DATASET >>
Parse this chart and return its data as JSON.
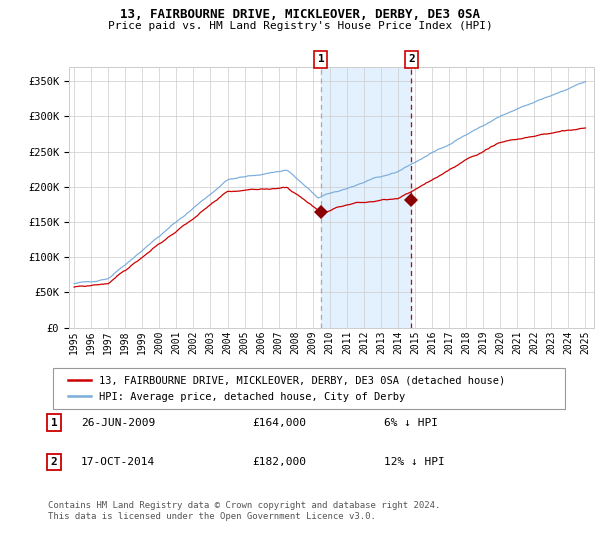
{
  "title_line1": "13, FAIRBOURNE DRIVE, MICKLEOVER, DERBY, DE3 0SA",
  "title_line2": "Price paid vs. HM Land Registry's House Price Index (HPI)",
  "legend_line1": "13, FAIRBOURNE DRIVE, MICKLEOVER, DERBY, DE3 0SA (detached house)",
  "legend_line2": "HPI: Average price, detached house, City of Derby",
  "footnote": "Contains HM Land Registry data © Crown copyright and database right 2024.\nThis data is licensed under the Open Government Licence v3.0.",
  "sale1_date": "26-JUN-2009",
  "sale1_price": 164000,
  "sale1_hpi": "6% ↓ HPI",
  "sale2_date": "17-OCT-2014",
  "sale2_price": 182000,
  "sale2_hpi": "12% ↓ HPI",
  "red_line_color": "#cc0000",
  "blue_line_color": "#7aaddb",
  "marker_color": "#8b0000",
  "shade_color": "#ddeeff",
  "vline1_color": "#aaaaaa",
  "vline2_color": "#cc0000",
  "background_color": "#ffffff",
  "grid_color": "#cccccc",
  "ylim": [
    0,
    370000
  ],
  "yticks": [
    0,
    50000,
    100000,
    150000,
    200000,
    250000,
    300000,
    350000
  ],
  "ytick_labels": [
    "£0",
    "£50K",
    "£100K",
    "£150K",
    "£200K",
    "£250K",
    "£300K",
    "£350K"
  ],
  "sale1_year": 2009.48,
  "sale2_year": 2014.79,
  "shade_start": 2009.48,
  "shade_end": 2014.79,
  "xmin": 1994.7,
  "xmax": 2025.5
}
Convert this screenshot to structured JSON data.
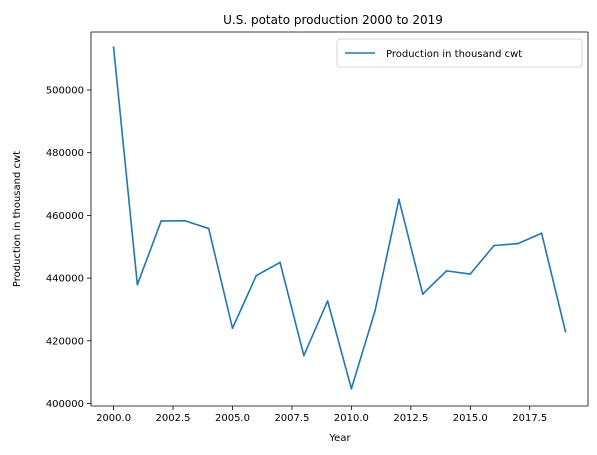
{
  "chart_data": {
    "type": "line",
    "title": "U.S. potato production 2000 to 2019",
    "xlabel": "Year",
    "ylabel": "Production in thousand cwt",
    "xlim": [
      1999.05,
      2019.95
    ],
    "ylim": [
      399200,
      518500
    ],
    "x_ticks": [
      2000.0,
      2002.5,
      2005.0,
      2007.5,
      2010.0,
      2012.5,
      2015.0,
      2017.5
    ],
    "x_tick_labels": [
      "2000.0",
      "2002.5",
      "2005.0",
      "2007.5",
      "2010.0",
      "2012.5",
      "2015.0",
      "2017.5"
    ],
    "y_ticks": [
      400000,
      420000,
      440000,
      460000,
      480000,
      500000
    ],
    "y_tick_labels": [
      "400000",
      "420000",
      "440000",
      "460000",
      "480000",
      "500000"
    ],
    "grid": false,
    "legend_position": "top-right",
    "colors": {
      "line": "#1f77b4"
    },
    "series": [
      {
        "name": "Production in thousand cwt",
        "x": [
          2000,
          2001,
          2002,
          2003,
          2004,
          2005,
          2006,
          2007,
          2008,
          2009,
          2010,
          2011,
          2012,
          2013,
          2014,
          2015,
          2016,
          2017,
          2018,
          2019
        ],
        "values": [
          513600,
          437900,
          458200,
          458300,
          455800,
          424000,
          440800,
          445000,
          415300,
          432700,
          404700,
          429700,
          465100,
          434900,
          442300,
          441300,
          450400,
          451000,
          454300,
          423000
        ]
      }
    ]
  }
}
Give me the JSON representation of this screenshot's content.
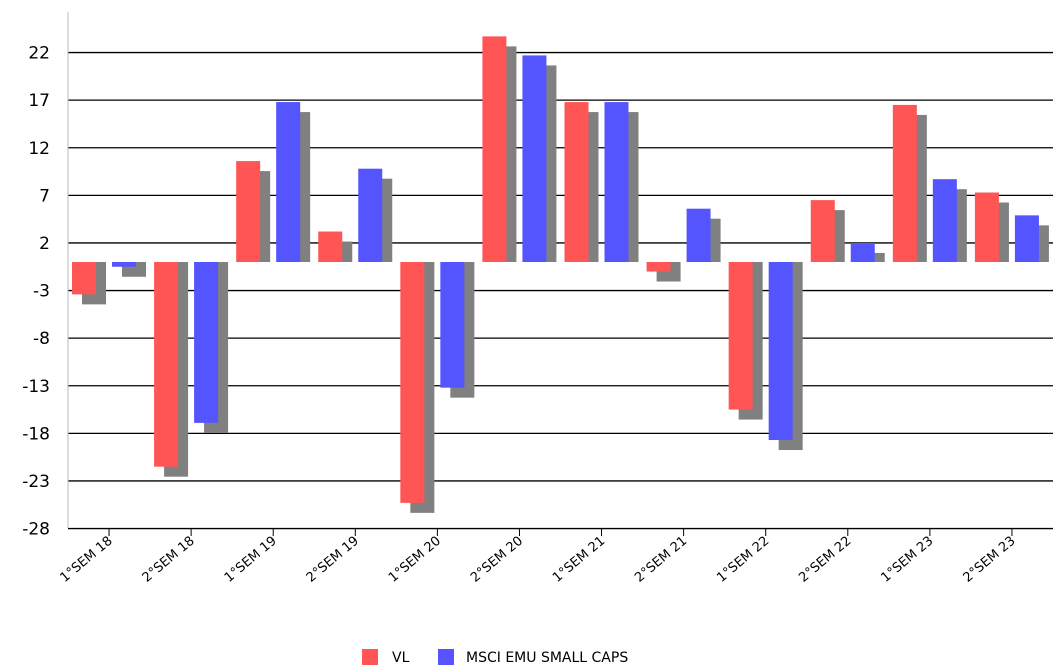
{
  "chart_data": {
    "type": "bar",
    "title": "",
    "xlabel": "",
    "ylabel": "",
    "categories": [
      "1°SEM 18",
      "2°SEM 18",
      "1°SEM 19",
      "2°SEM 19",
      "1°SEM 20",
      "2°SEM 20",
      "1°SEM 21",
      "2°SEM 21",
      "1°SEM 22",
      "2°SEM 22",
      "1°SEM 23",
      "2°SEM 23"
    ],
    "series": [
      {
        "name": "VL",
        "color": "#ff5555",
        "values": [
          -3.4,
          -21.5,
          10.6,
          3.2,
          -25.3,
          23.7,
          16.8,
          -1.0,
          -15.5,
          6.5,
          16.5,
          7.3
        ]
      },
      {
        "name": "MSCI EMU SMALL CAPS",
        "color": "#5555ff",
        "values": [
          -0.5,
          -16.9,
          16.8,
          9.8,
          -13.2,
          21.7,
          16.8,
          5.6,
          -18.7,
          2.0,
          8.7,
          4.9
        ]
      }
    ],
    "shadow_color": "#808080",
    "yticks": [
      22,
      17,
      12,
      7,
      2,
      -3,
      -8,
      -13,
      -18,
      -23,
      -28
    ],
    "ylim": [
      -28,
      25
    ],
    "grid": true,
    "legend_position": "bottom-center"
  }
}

* * *

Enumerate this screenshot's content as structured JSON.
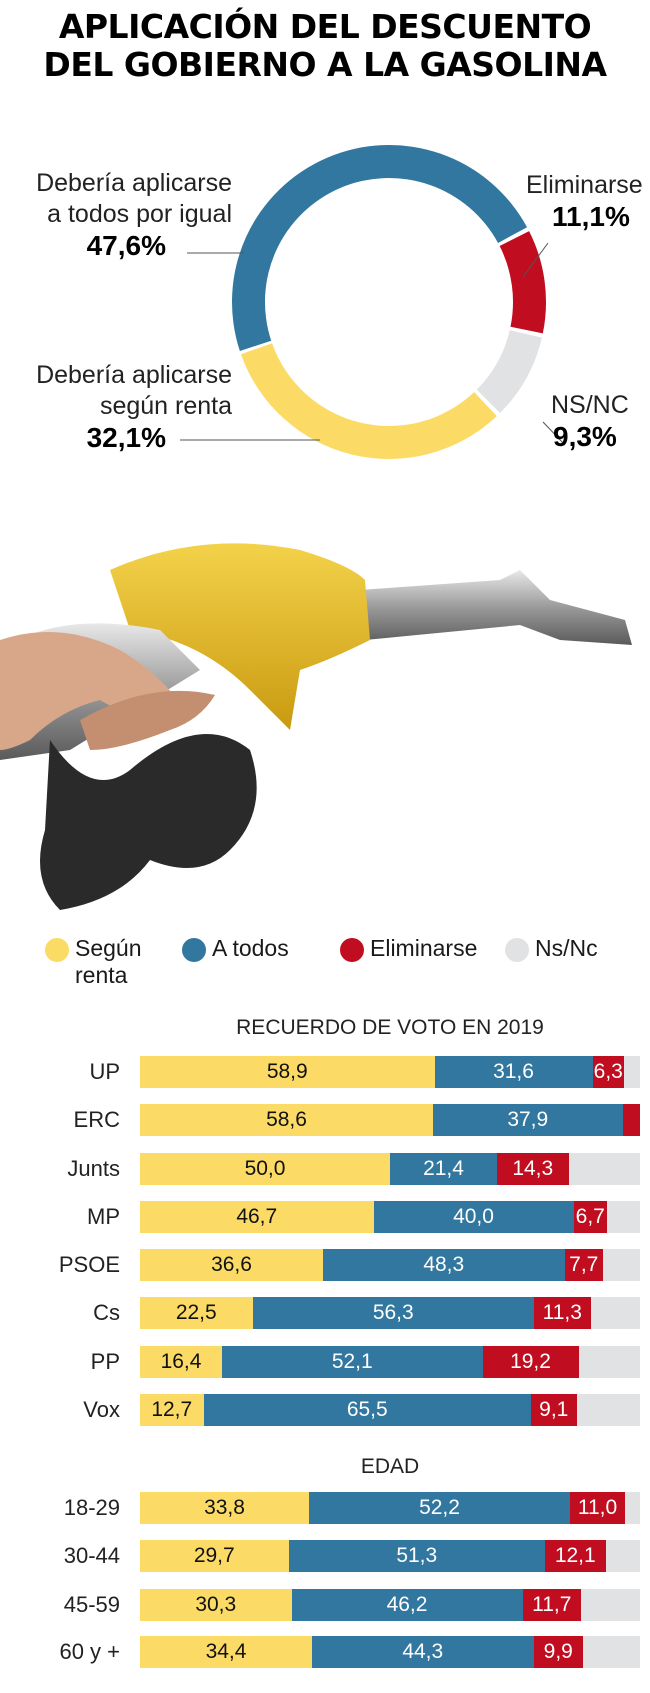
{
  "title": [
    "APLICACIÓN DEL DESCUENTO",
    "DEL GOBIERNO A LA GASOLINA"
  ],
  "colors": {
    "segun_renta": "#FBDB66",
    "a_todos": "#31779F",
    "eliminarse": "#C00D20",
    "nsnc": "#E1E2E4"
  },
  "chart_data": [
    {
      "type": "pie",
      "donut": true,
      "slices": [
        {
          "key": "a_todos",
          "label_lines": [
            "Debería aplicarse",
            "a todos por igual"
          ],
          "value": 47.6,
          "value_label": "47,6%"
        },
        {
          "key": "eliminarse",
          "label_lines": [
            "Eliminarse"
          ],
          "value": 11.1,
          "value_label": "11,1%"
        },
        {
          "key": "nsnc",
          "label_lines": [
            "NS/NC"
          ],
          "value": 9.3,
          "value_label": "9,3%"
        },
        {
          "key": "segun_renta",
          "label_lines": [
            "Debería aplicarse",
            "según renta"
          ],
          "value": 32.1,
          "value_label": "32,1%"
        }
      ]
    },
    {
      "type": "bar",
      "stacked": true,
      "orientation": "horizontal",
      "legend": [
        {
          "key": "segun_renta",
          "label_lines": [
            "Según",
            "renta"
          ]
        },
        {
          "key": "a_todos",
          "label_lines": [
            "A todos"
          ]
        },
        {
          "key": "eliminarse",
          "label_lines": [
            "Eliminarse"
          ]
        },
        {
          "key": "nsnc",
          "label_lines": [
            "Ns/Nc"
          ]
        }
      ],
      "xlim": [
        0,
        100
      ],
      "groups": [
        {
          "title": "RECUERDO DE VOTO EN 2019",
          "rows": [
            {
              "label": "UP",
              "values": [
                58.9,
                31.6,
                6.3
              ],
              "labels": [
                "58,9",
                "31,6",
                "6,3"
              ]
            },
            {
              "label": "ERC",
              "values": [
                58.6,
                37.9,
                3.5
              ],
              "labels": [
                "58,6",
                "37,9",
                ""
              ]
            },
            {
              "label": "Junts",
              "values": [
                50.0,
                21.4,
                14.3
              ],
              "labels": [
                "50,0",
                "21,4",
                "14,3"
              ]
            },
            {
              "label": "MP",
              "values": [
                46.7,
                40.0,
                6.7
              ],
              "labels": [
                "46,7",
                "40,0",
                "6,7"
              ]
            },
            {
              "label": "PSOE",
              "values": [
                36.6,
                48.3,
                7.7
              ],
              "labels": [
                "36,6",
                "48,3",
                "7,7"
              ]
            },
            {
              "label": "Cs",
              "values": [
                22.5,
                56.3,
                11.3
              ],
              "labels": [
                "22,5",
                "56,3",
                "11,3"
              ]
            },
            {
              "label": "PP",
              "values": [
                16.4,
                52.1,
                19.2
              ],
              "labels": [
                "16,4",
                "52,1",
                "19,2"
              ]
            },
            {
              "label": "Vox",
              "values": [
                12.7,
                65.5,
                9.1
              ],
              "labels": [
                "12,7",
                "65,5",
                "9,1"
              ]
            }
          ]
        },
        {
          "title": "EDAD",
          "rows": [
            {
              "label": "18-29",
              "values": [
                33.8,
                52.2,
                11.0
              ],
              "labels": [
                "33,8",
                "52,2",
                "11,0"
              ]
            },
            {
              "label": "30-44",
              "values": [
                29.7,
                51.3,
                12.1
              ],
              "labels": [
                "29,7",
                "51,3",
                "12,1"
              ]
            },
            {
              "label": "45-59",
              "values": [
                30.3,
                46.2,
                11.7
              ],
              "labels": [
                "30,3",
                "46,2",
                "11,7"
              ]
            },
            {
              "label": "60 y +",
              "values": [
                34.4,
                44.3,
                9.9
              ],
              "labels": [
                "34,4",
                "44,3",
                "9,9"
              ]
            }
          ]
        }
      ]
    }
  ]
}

---

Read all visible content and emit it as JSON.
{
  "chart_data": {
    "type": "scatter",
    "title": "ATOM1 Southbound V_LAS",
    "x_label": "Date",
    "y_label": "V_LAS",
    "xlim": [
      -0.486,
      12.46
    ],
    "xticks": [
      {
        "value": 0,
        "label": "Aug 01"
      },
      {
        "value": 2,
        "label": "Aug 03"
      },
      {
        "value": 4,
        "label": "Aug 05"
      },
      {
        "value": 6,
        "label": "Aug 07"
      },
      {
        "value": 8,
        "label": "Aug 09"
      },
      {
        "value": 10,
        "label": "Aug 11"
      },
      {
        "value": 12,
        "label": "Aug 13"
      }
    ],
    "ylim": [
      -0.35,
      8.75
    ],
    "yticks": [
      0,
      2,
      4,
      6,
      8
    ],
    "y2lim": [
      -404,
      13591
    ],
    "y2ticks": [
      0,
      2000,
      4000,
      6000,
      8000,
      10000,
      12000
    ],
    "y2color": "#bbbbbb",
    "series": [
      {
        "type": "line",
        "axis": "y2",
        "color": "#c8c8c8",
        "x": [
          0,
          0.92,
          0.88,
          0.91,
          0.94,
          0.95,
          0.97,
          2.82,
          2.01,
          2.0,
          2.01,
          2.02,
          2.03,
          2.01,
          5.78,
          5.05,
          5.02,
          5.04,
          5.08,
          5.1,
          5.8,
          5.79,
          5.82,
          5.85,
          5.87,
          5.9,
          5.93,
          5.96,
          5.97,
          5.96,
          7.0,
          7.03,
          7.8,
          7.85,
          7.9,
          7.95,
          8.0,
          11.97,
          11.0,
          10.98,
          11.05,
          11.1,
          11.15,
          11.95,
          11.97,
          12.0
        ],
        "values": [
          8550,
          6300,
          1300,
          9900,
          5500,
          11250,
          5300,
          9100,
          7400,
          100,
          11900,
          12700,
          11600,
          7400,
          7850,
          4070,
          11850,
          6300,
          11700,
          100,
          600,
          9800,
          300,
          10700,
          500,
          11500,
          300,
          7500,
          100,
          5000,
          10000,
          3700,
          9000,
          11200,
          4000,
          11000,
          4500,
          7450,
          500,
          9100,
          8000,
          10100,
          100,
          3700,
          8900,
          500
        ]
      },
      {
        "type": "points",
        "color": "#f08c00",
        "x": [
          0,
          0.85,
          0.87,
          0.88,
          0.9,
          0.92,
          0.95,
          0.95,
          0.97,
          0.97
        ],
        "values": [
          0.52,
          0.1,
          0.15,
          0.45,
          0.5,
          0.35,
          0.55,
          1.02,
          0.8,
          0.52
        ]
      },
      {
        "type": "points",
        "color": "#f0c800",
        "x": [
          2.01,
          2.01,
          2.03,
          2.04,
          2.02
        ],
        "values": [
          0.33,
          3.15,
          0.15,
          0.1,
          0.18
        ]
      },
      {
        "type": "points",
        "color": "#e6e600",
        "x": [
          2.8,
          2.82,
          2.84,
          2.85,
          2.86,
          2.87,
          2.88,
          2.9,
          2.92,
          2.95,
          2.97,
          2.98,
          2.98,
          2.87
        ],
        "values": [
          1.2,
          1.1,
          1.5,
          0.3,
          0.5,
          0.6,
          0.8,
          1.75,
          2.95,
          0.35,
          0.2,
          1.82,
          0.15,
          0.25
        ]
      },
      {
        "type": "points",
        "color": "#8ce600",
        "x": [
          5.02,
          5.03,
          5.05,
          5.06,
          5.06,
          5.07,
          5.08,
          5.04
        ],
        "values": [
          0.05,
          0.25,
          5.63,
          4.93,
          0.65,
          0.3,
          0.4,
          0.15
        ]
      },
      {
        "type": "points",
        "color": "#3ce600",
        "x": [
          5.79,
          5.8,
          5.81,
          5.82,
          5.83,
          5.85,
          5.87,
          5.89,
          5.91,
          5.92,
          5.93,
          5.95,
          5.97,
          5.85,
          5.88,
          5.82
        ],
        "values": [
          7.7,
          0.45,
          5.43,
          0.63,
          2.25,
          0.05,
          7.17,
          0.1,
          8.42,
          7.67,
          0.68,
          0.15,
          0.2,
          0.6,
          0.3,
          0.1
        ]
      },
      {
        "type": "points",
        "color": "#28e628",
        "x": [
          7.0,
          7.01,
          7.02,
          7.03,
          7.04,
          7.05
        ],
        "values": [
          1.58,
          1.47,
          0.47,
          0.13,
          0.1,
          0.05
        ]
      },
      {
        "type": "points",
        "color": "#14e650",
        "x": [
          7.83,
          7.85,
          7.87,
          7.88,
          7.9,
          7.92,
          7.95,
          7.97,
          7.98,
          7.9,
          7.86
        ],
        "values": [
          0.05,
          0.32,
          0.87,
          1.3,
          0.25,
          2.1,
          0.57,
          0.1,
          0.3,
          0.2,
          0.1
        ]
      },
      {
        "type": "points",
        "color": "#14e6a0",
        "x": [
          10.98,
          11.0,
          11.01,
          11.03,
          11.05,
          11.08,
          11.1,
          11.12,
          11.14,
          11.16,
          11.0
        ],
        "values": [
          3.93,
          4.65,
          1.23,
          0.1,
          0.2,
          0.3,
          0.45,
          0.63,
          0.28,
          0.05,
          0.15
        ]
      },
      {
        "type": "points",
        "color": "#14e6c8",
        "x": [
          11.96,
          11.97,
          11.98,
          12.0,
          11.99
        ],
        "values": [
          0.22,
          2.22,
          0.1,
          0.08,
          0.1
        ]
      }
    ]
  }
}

DIRECTION >> Scan the lines for the string "content". Copy out each line that matches.

THE OUTPUT >>
Give me the JSON representation of this screenshot's content.
Enumerate this screenshot's content as structured JSON.
Read all visible content and emit it as JSON.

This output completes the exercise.